## Data excerpts
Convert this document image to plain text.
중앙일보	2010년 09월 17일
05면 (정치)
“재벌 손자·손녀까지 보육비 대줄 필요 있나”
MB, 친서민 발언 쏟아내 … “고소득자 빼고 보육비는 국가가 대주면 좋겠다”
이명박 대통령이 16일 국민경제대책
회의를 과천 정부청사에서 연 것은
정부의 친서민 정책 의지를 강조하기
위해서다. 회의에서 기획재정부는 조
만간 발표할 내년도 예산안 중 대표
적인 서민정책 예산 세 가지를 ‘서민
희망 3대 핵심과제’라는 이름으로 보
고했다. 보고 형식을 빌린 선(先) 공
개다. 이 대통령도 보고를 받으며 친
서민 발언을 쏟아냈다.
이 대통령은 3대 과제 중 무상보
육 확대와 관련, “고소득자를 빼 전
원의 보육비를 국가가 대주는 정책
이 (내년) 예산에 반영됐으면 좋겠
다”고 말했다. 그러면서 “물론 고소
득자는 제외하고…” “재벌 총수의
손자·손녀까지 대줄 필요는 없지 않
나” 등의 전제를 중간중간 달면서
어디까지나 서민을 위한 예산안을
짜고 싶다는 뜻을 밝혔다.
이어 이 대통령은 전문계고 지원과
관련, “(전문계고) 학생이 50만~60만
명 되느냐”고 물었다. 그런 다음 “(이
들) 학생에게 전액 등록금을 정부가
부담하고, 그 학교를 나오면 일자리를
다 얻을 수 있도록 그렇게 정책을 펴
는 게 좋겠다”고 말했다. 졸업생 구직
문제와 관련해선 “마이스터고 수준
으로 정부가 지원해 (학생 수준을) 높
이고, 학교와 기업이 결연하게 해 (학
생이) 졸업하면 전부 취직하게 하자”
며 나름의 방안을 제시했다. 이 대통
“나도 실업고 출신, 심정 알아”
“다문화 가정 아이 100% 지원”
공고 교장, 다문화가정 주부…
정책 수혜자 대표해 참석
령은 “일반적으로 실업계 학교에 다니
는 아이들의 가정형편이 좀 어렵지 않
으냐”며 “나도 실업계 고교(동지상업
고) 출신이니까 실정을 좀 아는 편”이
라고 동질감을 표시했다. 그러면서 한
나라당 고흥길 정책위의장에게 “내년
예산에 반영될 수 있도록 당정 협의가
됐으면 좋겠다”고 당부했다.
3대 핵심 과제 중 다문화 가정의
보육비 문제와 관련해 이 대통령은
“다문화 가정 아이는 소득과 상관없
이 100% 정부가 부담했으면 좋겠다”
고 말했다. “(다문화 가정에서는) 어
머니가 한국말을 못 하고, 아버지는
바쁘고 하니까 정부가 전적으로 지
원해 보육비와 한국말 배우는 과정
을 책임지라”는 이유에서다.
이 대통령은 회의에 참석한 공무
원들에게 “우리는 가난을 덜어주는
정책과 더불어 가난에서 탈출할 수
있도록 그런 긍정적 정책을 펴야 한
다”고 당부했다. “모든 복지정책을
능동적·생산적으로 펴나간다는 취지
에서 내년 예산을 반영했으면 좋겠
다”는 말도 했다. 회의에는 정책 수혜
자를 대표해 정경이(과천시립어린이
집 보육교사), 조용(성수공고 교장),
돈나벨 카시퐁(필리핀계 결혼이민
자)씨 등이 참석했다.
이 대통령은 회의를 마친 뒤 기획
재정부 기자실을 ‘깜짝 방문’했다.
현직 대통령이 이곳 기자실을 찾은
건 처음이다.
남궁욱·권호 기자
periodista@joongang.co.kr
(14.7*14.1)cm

## Written request
Filter the entries and copy out every line with the word "대통령은".

## Response to the exercise
이 대통령은 3대 과제 중 무상보
이어 이 대통령은 전문계고 지원과
보육비 문제와 관련해 이 대통령은
이 대통령은 회의에 참석한 공무
이 대통령은 회의를 마친 뒤 기획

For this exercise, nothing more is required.